## SOURCE RECORDS
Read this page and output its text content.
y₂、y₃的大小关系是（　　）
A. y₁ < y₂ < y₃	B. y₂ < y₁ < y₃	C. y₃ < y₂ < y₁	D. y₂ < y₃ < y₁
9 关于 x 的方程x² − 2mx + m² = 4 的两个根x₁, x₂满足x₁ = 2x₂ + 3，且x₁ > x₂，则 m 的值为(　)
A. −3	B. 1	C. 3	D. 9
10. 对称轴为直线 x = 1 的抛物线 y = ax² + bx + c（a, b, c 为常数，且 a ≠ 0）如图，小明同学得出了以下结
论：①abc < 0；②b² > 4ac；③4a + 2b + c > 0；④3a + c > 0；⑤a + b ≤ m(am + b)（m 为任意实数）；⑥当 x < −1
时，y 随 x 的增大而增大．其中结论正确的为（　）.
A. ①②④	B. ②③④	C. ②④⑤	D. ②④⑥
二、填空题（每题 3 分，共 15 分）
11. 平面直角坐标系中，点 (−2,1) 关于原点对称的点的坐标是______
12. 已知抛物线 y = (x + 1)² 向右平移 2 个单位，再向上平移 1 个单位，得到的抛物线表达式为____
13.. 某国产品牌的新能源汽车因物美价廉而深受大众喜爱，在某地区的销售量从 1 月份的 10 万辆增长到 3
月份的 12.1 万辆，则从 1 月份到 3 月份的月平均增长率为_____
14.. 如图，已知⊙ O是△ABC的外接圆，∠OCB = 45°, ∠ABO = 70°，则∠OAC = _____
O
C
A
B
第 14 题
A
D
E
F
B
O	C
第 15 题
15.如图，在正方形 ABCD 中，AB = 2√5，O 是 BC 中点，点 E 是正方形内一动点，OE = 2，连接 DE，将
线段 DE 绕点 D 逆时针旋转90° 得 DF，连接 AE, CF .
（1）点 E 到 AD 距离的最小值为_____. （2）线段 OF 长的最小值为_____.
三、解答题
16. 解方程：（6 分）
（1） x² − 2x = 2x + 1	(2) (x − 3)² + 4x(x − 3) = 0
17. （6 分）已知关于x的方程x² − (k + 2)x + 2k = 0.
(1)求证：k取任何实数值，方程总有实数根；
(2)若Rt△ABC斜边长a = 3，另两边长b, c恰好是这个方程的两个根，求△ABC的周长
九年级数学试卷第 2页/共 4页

## AIM OF THE TASK
Each record above should be returned exactly as it appears.

## SOLUTION TO THIS PROBLEM
Read this page and output its text content.
y₂、y₃的大小关系是（　　）
A. y₁ < y₂ < y₃	B. y₂ < y₁ < y₃	C. y₃ < y₂ < y₁	D. y₂ < y₃ < y₁
9 关于 x 的方程x² − 2mx + m² = 4 的两个根x₁, x₂满足x₁ = 2x₂ + 3，且x₁ > x₂，则 m 的值为(　)
A. −3	B. 1	C. 3	D. 9
10. 对称轴为直线 x = 1 的抛物线 y = ax² + bx + c（a, b, c 为常数，且 a ≠ 0）如图，小明同学得出了以下结
论：①abc < 0；②b² > 4ac；③4a + 2b + c > 0；④3a + c > 0；⑤a + b ≤ m(am + b)（m 为任意实数）；⑥当 x < −1
时，y 随 x 的增大而增大．其中结论正确的为（　）.
A. ①②④	B. ②③④	C. ②④⑤	D. ②④⑥
二、填空题（每题 3 分，共 15 分）
11. 平面直角坐标系中，点 (−2,1) 关于原点对称的点的坐标是______
12. 已知抛物线 y = (x + 1)² 向右平移 2 个单位，再向上平移 1 个单位，得到的抛物线表达式为____
13.. 某国产品牌的新能源汽车因物美价廉而深受大众喜爱，在某地区的销售量从 1 月份的 10 万辆增长到 3
月份的 12.1 万辆，则从 1 月份到 3 月份的月平均增长率为_____
14.. 如图，已知⊙ O是△ABC的外接圆，∠OCB = 45°, ∠ABO = 70°，则∠OAC = _____
O
C
A
B
第 14 题
A
D
E
F
B
O	C
第 15 题
15.如图，在正方形 ABCD 中，AB = 2√5，O 是 BC 中点，点 E 是正方形内一动点，OE = 2，连接 DE，将
线段 DE 绕点 D 逆时针旋转90° 得 DF，连接 AE, CF .
（1）点 E 到 AD 距离的最小值为_____. （2）线段 OF 长的最小值为_____.
三、解答题
16. 解方程：（6 分）
（1） x² − 2x = 2x + 1	(2) (x − 3)² + 4x(x − 3) = 0
17. （6 分）已知关于x的方程x² − (k + 2)x + 2k = 0.
(1)求证：k取任何实数值，方程总有实数根；
(2)若Rt△ABC斜边长a = 3，另两边长b, c恰好是这个方程的两个根，求△ABC的周长
九年级数学试卷第 2页/共 4页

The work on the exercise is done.